[WHAT YOU ARE ASKED TO DO] Copy all lines of the listing that include the string "Sparren".

[MATERIAL SHOWN]
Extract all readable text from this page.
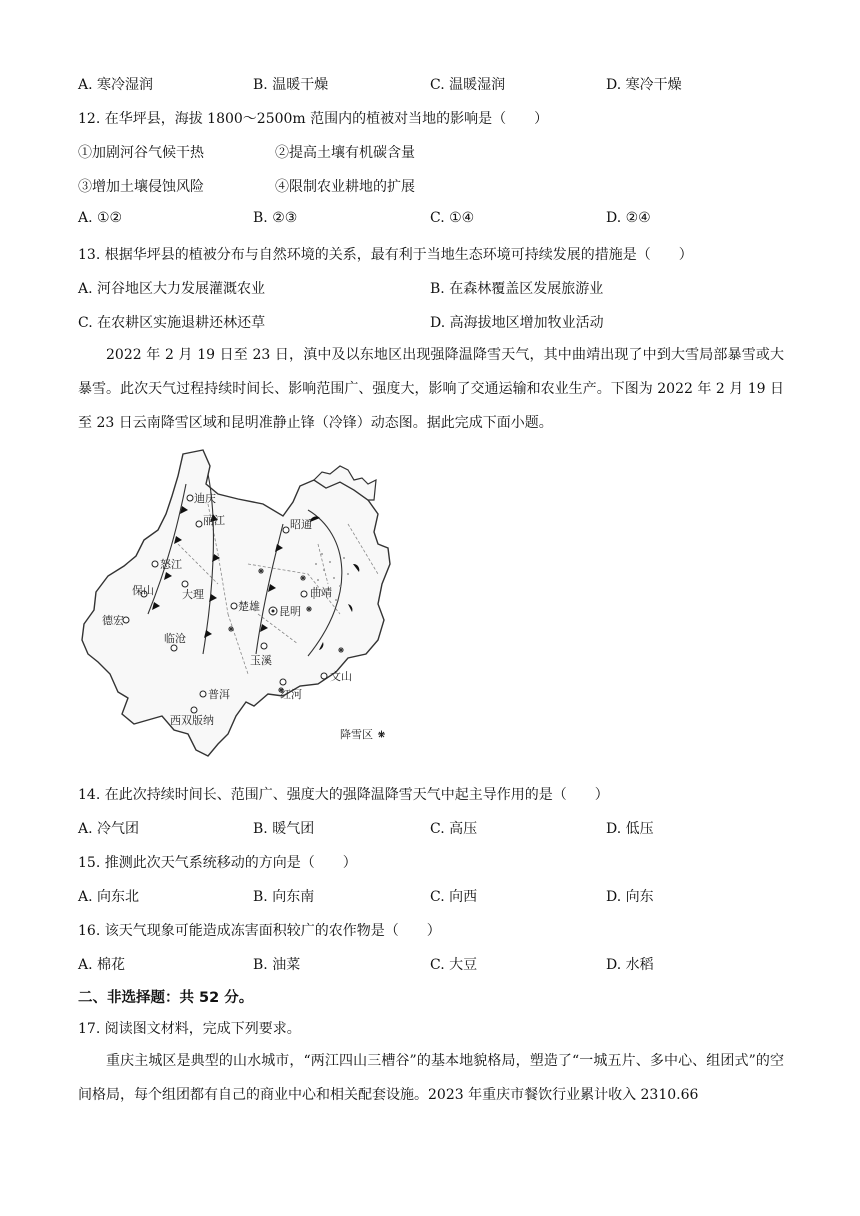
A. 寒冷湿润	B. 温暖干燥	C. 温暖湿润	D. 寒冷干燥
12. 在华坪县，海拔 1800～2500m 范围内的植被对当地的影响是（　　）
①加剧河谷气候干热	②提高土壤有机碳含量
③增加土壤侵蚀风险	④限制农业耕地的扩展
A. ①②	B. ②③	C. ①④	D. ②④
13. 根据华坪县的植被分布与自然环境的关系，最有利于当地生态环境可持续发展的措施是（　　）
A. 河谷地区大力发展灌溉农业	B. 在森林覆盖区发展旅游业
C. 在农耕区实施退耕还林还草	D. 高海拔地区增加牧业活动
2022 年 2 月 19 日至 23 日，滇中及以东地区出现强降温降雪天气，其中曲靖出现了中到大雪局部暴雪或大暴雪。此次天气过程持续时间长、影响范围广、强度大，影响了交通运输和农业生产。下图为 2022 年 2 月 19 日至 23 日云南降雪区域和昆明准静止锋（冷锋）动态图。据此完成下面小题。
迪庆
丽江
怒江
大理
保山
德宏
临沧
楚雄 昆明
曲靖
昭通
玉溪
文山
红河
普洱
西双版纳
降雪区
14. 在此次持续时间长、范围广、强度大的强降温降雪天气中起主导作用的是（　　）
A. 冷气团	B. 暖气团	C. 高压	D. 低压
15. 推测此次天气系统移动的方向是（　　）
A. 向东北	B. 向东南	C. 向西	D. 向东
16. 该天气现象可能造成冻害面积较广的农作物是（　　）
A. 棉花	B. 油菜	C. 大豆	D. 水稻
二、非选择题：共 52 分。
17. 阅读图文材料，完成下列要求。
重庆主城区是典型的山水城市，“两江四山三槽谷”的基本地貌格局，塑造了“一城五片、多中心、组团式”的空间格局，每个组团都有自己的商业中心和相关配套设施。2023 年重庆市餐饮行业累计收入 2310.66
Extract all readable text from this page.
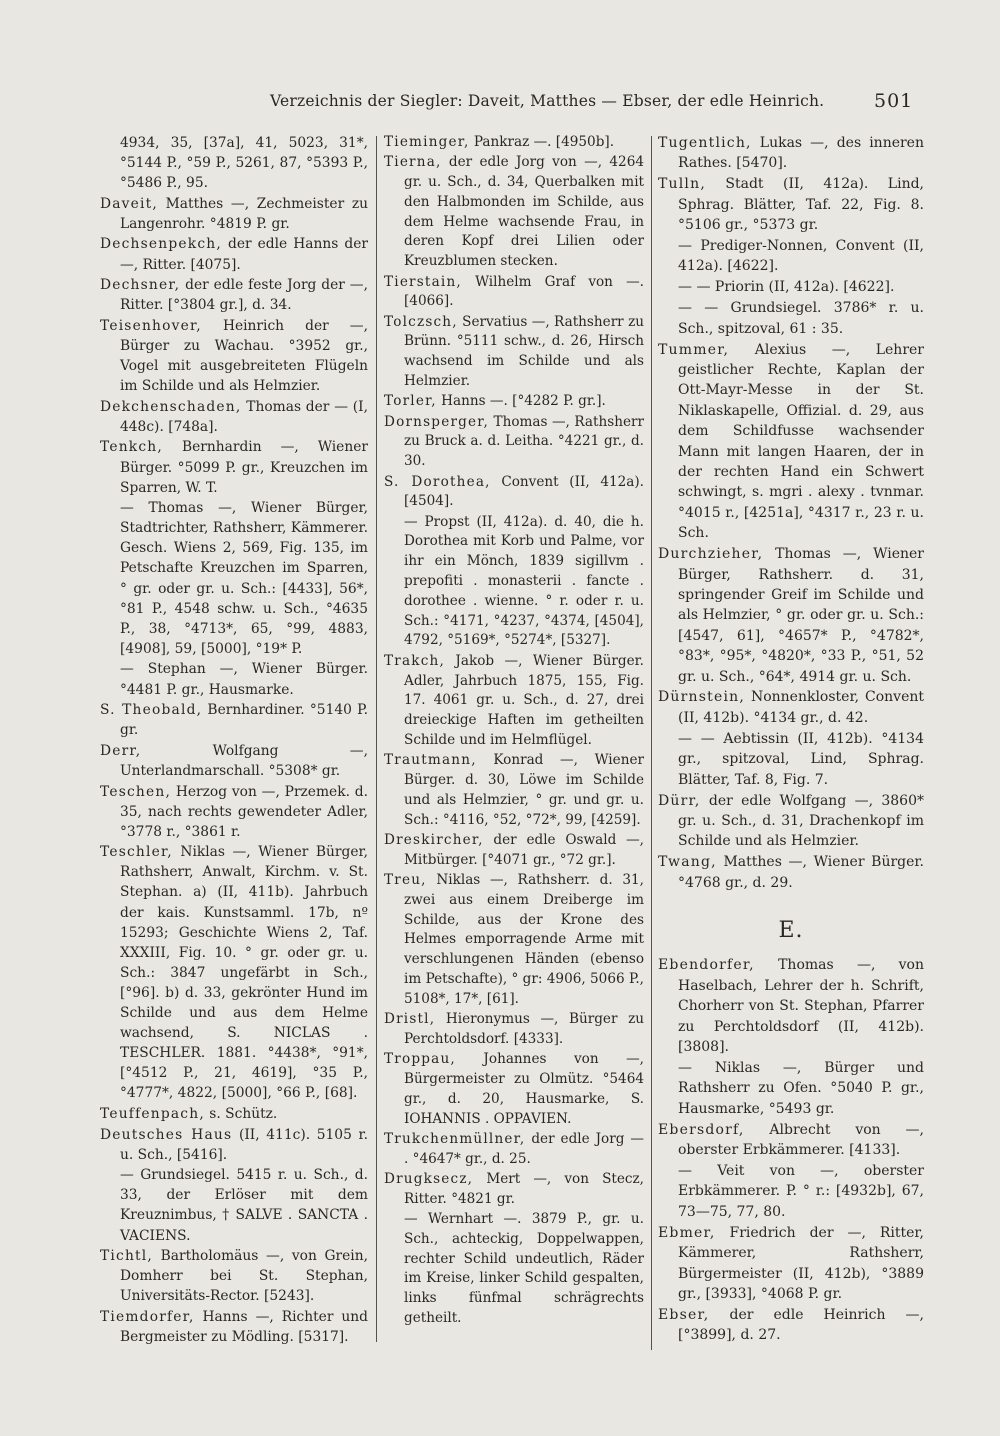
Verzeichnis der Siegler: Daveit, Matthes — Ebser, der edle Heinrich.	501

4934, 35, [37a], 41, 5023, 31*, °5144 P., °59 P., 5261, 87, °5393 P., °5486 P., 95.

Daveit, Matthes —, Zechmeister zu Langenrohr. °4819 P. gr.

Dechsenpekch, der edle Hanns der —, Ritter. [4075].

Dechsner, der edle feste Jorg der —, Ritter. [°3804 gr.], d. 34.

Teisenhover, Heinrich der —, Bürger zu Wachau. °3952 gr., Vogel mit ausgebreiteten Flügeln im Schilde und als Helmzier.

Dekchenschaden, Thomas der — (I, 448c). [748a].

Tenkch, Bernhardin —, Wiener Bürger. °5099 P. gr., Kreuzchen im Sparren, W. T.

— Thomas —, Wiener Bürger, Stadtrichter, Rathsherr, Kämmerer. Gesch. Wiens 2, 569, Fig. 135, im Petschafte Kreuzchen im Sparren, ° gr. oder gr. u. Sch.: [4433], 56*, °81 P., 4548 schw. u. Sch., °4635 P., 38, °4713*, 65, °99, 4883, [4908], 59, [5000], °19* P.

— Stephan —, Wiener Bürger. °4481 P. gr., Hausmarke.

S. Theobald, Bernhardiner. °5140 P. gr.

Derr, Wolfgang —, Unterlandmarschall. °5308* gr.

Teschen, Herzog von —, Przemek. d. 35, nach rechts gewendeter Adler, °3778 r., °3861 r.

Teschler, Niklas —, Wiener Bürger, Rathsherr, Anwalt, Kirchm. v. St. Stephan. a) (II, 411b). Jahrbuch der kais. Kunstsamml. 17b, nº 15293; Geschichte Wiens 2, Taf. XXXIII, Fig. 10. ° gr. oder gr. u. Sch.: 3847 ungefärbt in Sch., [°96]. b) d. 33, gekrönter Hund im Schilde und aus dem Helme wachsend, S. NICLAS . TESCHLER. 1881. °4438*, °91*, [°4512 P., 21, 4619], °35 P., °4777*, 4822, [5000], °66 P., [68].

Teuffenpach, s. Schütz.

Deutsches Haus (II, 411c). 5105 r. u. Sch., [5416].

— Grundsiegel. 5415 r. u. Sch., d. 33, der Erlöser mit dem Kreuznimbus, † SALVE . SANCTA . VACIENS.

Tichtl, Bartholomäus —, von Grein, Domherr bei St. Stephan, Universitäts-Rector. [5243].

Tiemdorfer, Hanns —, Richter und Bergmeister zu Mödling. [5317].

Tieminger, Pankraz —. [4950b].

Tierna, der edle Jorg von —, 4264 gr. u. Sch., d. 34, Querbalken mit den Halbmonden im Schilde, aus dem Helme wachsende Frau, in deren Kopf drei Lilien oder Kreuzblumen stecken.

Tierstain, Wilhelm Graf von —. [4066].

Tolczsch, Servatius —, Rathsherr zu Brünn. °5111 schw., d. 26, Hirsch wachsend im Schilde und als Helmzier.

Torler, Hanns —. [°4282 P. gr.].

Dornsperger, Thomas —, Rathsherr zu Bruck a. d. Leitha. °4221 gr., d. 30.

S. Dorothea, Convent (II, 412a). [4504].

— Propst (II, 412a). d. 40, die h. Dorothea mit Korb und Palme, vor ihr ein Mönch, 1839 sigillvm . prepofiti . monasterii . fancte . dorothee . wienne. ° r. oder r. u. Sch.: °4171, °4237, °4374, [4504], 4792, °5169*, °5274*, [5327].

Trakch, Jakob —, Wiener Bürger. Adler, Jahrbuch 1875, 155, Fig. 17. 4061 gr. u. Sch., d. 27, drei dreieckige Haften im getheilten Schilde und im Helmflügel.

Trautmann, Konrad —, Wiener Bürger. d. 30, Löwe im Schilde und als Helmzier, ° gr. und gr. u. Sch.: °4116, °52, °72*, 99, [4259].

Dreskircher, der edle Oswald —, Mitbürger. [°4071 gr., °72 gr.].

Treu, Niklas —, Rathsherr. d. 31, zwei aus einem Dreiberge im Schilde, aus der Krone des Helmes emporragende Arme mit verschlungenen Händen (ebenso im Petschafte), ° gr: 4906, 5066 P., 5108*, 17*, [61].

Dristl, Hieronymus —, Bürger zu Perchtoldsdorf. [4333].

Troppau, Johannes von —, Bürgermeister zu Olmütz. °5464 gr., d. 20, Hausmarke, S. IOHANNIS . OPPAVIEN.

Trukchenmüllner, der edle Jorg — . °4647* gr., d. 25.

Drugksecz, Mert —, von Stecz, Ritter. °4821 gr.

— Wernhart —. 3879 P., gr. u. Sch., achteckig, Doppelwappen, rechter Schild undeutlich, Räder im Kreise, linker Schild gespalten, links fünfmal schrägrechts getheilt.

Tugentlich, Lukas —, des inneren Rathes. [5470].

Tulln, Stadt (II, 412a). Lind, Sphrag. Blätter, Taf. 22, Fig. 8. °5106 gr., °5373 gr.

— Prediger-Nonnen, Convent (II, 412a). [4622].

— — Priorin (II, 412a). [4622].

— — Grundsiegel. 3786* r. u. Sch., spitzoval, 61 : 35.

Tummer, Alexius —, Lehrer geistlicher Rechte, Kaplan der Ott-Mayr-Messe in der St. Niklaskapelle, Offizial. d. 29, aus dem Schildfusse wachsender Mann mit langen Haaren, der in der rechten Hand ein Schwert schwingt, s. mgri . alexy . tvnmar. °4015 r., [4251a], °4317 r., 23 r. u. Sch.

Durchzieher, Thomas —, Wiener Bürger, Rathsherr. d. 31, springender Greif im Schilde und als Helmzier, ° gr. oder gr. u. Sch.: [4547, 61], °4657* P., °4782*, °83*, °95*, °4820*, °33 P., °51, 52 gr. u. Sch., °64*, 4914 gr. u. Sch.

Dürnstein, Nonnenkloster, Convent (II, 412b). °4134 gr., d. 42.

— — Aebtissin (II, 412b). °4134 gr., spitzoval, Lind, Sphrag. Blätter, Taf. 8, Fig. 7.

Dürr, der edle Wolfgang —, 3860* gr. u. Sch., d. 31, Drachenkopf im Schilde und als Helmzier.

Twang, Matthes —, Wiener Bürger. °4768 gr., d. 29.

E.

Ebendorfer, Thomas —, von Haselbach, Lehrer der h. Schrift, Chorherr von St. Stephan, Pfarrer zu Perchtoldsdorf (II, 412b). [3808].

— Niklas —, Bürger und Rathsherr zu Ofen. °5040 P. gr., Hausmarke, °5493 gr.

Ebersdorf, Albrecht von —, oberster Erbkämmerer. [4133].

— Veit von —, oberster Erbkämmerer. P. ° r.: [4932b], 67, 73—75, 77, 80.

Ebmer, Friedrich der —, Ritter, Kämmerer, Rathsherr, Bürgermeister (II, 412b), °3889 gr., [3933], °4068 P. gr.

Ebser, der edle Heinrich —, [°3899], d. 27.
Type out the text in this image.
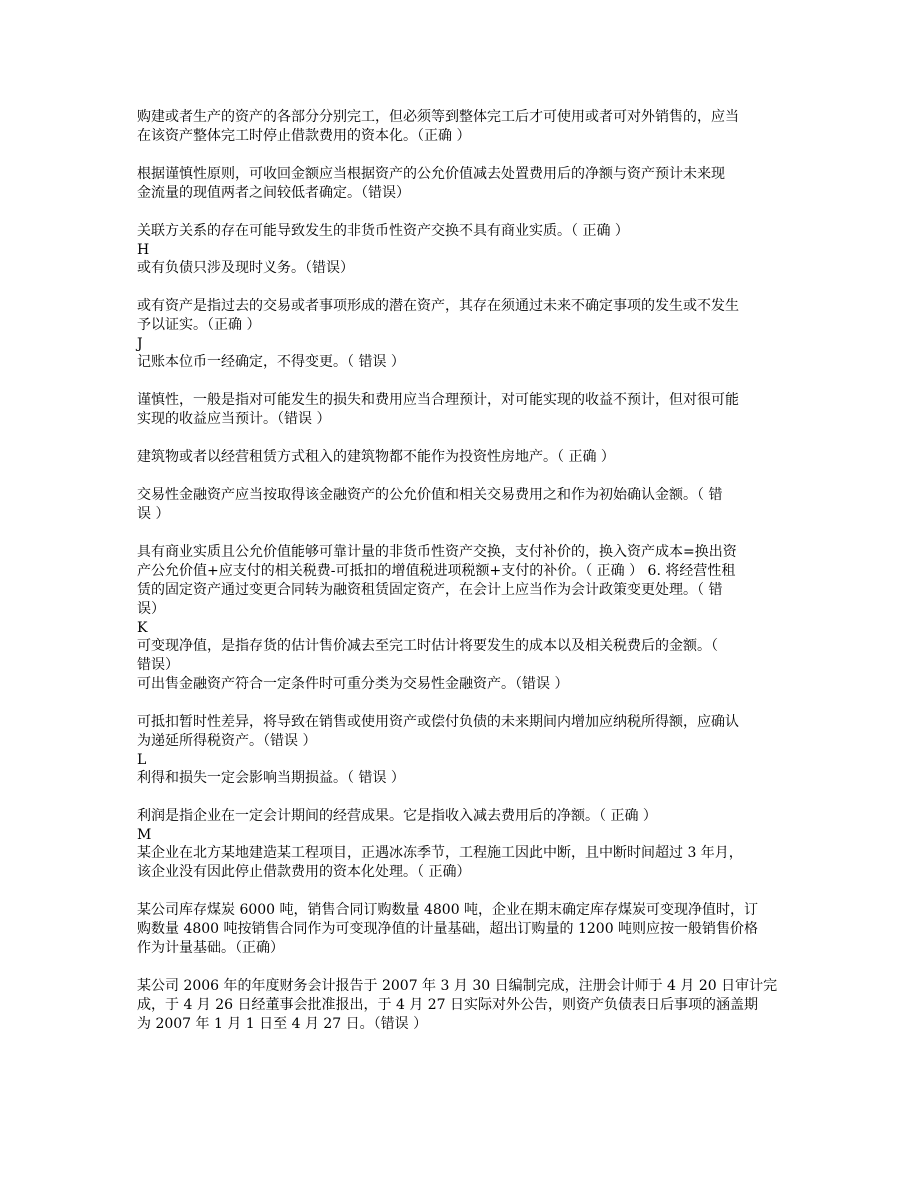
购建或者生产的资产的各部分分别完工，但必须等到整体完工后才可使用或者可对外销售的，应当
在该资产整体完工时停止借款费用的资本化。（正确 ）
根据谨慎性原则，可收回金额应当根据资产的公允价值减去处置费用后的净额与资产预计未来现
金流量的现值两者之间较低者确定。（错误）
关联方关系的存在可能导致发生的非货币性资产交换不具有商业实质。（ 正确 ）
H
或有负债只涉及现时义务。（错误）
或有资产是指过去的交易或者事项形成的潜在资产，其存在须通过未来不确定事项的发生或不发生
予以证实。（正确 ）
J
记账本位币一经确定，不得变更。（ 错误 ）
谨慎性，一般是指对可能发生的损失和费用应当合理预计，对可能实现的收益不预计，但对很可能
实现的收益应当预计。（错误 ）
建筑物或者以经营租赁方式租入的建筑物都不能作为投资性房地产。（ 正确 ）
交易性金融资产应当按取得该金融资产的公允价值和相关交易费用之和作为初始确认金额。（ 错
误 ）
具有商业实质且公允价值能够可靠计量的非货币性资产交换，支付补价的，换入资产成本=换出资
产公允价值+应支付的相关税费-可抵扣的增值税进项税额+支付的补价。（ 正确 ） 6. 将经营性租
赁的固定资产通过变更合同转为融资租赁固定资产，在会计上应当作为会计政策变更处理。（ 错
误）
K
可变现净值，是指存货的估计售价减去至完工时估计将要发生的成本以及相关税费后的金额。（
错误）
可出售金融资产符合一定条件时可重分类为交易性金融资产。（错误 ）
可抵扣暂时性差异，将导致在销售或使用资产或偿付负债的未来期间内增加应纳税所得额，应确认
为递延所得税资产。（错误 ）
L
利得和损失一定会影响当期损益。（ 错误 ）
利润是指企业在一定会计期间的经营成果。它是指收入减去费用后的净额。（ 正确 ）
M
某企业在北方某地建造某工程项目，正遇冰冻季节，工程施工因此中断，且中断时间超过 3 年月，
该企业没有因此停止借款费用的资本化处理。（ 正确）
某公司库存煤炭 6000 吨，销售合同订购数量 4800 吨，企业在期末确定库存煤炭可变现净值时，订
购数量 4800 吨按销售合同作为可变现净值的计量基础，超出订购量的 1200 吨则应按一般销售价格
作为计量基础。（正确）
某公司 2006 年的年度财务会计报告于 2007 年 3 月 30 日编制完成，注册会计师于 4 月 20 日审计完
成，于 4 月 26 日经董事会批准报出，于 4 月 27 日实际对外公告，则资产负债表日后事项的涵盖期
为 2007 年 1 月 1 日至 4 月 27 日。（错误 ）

[WORKED SOLUTION]
Tenkch, Bernhardin —, Wiener Bürger. °5099 P. gr., Kreuzchen im Sparren, W. T.
— Thomas —, Wiener Bürger, Stadtrichter, Rathsherr, Kämmerer. Gesch. Wiens 2, 569, Fig. 135, im Petschafte Kreuzchen im Sparren, ° gr. oder gr. u. Sch.: [4433], 56*, °81 P., 4548 schw. u. Sch., °4635 P., 38, °4713*, 65, °99, 4883, [4908], 59, [5000], °19* P.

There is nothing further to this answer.